### Texte présenté
Le 10 février a marqué trois mois depuis le lancement du projet Livelihood, une initiative mise en place pour soutenir l’autonomisation économique des filles et des femmes retournées dans leurs communautés après avoir été déplacées par la guerre.
Dans un contexte marqué par la fragilité économique et sociale, ce projet vise à renforcer les capacités des bénéficiaires à travers des formations professionnelles adaptées aux réalités locales, afin de leur permettre de générer des revenus durables et de reconstruire progressivement leurs moyens de subsistance.
Des formations adaptées aux besoins locaux
Plusieurs filières ont été mises en place dans différentes zones d’intervention :
- Savonnerie : Déployée dans quatre zones — Sake, Shasha, Kanyaruchinya et Kingarame — la formation arrive à son terme après trois mois intensifs. Afin de garantir une meilleure maîtrise des compétences techniques, deux semaines supplémentaires ont été accordées pour le rattrapage et la consolidation des acquis.
- Tannerie : Cette filière clôture également son cycle de trois mois ce 10 février, marquant une étape importante pour les apprenantes qui ont acquis des compétences pratiques directement exploitables.
- Coupe et couture : Les participantes poursuivent leur formation pour atteindre une durée totale de six mois, un parcours plus long permettant un apprentissage approfondi et une meilleure insertion économique.
- Coiffure : Les apprenantes continueront jusqu’au mois de mars afin de compléter quatre mois de formation.
Un suivi rapproché pour garantir la qualité
Dans le cadre du suivi et de l’assurance qualité, l’équipe de coordination a réalisé une mission « Go and See » sur les différents sites de formation. Cette visite a permis d’évaluer les progrès réalisés, d’échanger avec les apprenantes et les encadreurs, d’identifier les défis éventuels et d’apporter des ajustements si nécessaire.

### Informations

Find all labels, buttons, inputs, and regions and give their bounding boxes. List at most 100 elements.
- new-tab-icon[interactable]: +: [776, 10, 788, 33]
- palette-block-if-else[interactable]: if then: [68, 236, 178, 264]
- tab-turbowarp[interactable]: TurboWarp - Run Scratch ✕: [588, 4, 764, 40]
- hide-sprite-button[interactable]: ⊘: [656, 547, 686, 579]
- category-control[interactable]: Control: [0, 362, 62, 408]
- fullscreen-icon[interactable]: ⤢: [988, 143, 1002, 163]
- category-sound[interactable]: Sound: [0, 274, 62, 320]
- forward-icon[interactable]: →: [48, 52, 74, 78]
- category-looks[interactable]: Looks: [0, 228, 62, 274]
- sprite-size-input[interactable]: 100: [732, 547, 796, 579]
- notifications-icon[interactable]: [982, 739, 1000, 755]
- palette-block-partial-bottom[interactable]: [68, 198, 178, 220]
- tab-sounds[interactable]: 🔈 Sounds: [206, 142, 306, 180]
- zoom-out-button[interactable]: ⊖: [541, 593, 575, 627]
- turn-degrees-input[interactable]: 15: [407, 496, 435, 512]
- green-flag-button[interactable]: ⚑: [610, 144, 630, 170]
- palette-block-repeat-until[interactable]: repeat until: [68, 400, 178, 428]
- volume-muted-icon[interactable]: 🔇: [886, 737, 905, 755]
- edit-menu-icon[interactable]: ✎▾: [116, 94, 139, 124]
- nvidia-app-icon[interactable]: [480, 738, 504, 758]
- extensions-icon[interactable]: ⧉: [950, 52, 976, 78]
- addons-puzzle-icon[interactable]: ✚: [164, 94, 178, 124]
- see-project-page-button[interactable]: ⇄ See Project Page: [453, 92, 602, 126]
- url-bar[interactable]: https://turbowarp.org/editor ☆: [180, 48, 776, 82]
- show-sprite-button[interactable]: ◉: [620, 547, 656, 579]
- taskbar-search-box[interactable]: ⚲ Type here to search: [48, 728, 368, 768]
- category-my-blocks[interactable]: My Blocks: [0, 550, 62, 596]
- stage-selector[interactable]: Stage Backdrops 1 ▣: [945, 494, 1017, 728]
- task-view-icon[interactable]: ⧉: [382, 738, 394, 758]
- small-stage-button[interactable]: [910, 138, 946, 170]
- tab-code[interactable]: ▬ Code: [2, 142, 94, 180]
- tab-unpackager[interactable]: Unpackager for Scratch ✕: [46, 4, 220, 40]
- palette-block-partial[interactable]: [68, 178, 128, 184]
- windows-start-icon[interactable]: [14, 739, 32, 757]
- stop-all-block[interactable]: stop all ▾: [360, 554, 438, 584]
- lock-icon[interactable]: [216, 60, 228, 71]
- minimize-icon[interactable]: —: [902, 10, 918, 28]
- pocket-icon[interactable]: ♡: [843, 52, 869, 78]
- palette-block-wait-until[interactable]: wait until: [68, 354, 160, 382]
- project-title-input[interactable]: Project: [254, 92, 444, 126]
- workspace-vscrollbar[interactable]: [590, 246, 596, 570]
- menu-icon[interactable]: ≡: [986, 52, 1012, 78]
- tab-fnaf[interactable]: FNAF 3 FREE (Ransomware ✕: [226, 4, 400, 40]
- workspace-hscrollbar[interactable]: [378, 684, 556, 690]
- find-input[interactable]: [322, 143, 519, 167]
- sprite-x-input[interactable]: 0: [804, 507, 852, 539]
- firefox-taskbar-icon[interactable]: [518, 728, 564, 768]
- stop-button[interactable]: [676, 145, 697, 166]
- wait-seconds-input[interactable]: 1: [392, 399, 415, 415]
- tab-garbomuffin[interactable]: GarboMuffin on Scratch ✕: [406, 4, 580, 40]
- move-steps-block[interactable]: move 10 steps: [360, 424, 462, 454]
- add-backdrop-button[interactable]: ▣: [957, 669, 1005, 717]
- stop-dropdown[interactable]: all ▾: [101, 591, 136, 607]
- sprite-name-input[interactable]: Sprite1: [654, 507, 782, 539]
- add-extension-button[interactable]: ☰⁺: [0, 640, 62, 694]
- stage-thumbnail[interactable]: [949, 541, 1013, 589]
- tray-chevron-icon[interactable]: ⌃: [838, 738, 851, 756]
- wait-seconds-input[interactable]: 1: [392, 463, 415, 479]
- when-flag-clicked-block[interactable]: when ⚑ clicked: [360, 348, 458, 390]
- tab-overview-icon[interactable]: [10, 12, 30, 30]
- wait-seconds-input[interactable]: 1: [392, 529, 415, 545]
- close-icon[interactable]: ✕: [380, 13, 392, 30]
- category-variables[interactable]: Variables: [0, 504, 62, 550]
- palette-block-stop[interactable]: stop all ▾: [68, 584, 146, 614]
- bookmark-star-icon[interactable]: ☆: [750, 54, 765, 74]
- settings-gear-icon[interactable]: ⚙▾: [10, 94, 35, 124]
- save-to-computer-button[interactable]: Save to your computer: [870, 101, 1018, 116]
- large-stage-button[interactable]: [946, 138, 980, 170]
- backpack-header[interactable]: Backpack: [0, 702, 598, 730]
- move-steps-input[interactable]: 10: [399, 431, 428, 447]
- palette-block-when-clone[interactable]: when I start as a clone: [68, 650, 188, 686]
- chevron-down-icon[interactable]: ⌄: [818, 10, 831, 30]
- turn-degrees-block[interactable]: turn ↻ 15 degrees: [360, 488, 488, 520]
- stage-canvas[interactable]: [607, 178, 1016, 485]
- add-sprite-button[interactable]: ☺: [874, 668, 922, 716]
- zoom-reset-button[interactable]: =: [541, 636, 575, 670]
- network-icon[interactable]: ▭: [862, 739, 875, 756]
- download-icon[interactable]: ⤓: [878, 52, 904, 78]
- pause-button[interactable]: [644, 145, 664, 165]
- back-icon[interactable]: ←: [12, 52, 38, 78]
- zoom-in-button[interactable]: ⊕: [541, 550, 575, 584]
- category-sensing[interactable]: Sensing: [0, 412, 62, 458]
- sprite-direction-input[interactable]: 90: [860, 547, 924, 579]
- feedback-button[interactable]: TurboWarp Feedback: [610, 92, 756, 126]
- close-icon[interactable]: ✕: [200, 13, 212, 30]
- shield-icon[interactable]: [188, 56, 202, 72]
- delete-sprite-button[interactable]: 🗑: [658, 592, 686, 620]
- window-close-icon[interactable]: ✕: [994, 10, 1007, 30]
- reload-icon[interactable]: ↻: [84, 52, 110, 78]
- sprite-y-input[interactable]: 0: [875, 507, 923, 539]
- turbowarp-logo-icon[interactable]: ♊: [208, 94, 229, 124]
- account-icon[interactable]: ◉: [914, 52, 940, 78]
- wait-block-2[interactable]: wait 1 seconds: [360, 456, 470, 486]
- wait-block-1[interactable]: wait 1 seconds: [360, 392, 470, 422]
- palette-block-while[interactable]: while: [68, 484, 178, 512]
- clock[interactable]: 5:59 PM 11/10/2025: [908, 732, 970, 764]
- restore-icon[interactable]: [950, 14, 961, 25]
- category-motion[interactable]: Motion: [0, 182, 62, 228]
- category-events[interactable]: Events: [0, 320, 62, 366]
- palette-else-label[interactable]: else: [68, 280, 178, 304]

### Tâches à réaliser
1. Les affirmations (a), (b) et (c) concordent-elles avec le texte sur le projet Livelihood ? Répondez par oui ou par non en citant les mots du texte qui tranchent. (a) La formation en savonnerie a été déployée dans quatre zones. (b) La formation en coiffure dure six mois au total. (c) La filière tannerie termine son cycle de trois mois le 10 février.
2. Citez, s'il vous plaît, le passage du texte sur le projet Livelihood qui va des mots « - Coupe et couture » jusqu'aux mots « ajustements si nécessaire. » inclus.

### Corrigé de l'exercice
1.
(a) Oui : « Déployée dans quatre zones — Sake, Shasha, Kanyaruchinya et Kingarame »
(b) Non : « Les apprenantes continueront jusqu’au mois de mars afin de compléter quatre mois de formation. »
(c) Oui : « Cette filière clôture également son cycle de trois mois ce 10 février »

2.
- Coupe et couture : Les participantes poursuivent leur formation pour atteindre une durée totale de six mois, un parcours plus long permettant un apprentissage approfondi et une meilleure insertion économique.
- Coiffure : Les apprenantes continueront jusqu’au mois de mars afin de compléter quatre mois de formation.
Un suivi rapproché pour garantir la qualité
Dans le cadre du suivi et de l’assurance qualité, l’équipe de coordination a réalisé une mission « Go and See » sur les différents sites de formation. Cette visite a permis d’évaluer les progrès réalisés, d’échanger avec les apprenantes et les encadreurs, d’identifier les défis éventuels et d’apporter des ajustements si nécessaire.